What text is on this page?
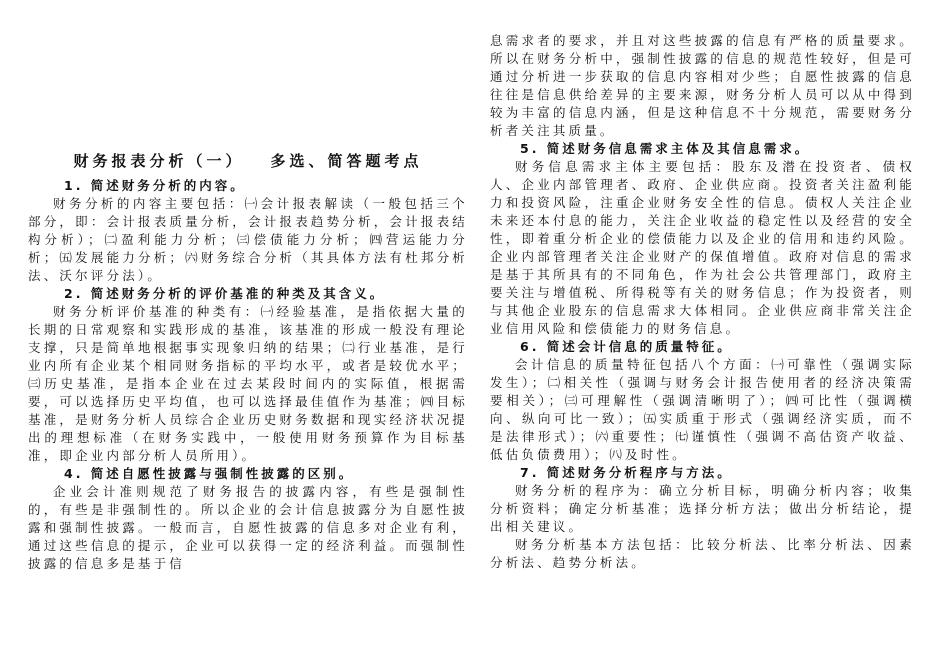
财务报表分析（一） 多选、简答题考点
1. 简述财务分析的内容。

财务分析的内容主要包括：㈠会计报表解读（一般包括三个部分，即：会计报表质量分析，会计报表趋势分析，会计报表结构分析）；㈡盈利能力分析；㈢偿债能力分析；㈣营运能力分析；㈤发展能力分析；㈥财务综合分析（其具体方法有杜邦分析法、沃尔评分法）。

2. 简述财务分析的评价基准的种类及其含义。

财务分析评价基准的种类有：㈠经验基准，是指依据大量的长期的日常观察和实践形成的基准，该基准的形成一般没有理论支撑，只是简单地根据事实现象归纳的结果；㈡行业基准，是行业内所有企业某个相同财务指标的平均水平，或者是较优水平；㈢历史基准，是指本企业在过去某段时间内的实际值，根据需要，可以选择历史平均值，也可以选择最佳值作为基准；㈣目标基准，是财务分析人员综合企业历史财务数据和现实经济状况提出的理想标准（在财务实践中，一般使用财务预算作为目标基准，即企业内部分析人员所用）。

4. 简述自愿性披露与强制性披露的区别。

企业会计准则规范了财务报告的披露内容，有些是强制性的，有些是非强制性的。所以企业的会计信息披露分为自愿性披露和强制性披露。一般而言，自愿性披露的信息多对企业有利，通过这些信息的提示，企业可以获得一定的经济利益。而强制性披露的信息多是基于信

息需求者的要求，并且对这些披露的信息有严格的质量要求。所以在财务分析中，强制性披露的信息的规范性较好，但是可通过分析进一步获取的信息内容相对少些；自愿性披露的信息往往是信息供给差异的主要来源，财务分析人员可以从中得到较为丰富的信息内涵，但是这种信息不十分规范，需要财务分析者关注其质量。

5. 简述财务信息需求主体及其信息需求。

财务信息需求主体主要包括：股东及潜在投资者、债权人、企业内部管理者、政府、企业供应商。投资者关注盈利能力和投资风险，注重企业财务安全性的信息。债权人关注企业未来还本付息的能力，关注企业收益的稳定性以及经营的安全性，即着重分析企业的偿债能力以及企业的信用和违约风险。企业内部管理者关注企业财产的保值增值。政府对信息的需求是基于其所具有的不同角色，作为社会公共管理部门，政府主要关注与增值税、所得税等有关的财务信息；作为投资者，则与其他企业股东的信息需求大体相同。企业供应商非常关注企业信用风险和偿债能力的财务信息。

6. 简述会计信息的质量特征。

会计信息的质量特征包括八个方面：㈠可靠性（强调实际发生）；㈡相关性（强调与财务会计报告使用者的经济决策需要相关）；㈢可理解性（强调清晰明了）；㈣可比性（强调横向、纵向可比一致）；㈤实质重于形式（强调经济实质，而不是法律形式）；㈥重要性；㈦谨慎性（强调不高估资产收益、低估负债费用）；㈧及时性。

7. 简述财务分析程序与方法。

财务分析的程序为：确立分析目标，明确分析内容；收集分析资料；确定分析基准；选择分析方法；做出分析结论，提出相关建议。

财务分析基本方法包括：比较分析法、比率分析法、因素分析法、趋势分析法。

○ ○ ○ ○ ○ ○ ○

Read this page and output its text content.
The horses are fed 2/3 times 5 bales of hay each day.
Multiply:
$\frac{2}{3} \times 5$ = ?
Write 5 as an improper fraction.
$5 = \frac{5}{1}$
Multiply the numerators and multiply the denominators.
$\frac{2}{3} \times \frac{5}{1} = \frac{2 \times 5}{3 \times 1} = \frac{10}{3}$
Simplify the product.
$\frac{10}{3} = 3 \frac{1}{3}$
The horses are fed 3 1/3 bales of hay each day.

○ ○ ○ ○ ○ ○ ○

__Set task__
Return each line where "times" shows up.

__In response__
The horses are fed 2/3 times 5 bales of hay each day.
$\frac{2}{3} \times 5$ = ?
$\frac{2}{3} \times \frac{5}{1} = \frac{2 \times 5}{3 \times 1} = \frac{10}{3}$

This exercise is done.